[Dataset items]
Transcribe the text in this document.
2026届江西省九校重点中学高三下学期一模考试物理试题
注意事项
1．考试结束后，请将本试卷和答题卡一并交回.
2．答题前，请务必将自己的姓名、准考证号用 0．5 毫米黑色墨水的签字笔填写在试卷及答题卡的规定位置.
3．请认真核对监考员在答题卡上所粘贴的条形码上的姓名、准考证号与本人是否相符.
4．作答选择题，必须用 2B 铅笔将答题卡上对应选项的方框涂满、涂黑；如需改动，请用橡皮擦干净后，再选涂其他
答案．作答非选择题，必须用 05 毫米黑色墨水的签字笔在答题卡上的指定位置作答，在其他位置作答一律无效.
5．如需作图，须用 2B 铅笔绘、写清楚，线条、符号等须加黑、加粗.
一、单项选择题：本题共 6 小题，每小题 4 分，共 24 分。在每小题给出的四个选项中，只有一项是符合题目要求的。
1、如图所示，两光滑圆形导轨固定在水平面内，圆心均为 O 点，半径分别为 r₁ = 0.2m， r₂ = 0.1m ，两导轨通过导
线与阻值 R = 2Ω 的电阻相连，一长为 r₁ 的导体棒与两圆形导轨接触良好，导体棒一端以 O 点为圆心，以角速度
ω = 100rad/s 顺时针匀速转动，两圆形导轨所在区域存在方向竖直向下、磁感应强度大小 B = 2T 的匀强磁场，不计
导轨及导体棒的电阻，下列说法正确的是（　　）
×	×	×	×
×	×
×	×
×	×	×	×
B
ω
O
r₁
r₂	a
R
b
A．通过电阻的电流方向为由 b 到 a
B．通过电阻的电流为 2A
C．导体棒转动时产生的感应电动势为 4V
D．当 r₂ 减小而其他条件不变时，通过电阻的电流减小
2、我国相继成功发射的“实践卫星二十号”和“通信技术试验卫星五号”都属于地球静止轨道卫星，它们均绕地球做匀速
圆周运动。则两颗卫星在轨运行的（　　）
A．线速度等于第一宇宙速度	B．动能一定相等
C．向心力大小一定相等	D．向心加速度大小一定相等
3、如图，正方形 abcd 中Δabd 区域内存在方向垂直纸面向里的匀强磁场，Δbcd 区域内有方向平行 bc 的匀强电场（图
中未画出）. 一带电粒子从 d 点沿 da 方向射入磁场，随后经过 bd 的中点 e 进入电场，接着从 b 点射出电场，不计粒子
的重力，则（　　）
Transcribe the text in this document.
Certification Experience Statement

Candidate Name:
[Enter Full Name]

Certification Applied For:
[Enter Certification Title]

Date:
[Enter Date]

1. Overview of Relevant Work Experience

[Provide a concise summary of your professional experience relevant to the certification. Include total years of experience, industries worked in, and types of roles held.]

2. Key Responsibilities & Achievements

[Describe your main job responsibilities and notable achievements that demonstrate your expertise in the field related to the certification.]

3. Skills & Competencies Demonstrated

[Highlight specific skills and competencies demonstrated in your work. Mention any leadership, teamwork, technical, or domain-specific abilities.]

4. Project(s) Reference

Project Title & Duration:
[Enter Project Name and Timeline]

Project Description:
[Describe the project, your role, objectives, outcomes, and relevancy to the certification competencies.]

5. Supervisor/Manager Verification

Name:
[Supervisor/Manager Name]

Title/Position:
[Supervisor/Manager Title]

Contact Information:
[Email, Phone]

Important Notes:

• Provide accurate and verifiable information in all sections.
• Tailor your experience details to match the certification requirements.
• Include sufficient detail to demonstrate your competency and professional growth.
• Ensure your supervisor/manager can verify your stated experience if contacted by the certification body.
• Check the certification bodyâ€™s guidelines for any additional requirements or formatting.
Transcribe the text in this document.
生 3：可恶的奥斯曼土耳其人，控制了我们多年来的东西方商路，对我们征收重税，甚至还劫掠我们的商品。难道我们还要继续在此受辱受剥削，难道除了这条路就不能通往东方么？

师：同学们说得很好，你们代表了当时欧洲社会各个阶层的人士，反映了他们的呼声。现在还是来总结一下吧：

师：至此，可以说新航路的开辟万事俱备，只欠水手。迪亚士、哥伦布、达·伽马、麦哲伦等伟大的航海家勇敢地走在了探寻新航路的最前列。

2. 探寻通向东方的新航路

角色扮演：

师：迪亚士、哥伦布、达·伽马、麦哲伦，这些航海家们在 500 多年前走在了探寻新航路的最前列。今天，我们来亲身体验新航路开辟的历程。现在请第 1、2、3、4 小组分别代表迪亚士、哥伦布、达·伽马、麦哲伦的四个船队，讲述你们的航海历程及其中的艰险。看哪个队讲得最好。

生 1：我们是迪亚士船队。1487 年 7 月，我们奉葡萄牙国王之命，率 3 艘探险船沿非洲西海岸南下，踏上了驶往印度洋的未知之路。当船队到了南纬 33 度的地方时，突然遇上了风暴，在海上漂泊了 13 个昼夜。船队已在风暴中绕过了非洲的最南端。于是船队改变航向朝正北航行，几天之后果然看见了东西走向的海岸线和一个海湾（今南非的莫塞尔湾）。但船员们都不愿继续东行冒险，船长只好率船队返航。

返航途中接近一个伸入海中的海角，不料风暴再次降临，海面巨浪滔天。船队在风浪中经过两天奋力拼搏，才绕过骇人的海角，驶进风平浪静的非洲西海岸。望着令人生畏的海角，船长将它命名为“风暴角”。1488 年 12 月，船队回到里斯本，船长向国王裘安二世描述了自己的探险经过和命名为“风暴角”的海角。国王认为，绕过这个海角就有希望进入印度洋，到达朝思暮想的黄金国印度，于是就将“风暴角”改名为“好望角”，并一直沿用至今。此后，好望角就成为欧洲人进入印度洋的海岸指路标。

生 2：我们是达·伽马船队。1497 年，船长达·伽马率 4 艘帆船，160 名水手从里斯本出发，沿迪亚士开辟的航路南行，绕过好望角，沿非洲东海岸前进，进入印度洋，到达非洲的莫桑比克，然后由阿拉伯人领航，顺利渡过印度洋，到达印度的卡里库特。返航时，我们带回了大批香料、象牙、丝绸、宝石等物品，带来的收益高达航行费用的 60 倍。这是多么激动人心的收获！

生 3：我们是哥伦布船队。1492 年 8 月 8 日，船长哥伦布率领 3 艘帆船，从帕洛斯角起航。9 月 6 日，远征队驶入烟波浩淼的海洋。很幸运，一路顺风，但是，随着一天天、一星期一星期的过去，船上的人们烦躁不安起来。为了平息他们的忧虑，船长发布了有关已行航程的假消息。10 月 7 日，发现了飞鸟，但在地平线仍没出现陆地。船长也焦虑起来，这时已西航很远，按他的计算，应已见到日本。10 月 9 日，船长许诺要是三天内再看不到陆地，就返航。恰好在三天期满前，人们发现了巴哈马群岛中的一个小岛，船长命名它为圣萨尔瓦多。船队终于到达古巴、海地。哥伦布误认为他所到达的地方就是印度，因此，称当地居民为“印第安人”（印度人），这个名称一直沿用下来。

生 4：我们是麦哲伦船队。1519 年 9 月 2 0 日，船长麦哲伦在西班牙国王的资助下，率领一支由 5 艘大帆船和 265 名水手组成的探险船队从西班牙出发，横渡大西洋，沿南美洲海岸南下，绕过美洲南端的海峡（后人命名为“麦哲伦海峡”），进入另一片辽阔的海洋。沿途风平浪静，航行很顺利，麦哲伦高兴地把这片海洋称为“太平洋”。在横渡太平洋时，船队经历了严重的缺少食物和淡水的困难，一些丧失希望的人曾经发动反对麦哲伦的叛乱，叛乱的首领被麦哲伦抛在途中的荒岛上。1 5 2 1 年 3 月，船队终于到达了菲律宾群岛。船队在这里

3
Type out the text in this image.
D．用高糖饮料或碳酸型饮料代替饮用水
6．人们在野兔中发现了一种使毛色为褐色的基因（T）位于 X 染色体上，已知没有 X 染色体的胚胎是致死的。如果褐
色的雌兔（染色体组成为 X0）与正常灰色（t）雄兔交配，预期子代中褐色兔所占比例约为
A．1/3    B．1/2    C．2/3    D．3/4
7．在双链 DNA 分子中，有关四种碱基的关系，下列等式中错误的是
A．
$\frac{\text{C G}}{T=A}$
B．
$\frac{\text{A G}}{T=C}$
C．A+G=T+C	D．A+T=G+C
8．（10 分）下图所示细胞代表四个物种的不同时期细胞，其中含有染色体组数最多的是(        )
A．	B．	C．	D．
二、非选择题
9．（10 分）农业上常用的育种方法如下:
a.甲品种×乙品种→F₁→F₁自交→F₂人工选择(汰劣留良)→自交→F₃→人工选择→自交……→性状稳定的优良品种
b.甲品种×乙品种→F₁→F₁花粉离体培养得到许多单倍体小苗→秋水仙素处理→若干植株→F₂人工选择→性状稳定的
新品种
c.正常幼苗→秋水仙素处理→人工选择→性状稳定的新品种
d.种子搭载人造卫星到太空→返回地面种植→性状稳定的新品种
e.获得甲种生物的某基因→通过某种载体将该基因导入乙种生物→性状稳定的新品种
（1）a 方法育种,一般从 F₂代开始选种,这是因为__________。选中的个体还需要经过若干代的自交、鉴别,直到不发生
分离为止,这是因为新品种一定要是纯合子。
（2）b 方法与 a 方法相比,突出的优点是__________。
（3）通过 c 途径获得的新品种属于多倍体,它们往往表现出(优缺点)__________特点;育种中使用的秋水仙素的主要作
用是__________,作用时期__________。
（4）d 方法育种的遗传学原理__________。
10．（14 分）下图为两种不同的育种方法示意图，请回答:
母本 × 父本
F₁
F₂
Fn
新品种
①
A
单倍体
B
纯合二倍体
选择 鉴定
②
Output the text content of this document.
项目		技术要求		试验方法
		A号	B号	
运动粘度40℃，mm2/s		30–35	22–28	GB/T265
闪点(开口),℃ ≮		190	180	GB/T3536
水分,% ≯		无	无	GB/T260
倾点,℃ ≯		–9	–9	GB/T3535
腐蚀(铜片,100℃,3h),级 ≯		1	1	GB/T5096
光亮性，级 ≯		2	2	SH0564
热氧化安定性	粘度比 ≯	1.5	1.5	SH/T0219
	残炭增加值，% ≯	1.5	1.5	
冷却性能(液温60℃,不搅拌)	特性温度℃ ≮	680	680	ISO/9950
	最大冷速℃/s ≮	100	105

• [Exercise directions]: In the entries above, find each line with the string "requirements" and copy it.

• [Finished task]:
• Tailor your experience details to match the certification requirements.
• Check the certification bodyâ€™s guidelines for any additional requirements or formatting.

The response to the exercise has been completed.